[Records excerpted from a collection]
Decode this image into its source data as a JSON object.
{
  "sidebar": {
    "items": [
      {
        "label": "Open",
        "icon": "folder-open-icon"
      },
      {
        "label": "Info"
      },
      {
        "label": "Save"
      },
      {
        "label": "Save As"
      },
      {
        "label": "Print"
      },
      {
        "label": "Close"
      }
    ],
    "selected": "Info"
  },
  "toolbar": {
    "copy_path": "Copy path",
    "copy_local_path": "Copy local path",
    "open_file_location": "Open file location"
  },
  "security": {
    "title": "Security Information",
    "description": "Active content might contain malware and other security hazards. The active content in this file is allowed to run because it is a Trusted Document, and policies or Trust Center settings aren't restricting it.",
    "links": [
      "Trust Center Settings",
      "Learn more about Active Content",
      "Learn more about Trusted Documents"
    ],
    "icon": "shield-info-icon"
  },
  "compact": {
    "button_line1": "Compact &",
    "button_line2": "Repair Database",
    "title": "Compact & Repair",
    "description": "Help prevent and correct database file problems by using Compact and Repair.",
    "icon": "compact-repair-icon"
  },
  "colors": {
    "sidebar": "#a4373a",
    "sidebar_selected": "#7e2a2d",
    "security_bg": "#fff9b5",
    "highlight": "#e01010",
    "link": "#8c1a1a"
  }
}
--
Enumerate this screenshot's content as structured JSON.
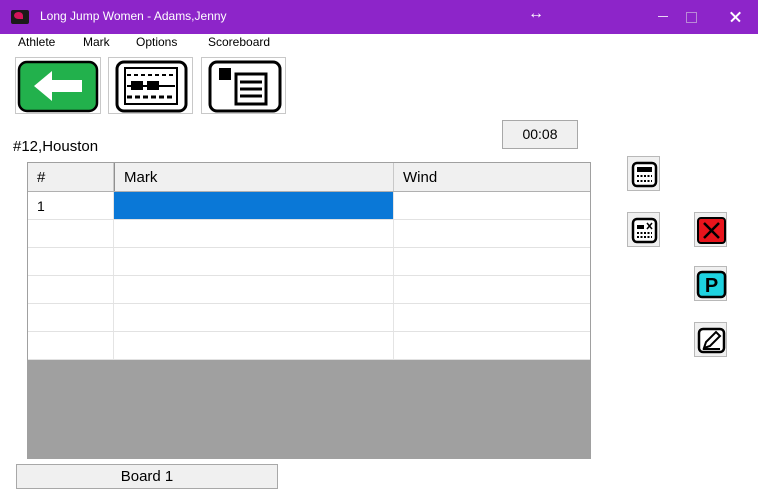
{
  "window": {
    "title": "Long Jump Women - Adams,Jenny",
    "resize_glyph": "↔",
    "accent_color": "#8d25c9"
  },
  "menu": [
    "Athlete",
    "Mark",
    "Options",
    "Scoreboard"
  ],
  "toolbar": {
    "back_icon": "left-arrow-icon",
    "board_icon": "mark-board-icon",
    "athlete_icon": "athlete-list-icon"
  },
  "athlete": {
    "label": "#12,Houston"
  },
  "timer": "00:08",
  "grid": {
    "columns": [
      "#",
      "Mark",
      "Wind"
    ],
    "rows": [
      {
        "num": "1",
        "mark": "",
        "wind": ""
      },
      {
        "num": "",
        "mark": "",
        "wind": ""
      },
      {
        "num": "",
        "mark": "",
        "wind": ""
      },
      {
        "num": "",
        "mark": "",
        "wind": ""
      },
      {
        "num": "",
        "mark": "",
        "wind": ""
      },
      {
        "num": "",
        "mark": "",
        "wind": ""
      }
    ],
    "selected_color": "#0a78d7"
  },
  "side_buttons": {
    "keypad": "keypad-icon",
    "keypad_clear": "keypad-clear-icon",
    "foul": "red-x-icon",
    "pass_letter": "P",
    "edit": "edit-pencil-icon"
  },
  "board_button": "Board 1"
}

DIRECTIONS FOR THIS TASK — Pick out every line holding the string "path" and return it.

TASK ANSWER —
    "copy_path": "Copy path",
    "copy_local_path": "Copy local path",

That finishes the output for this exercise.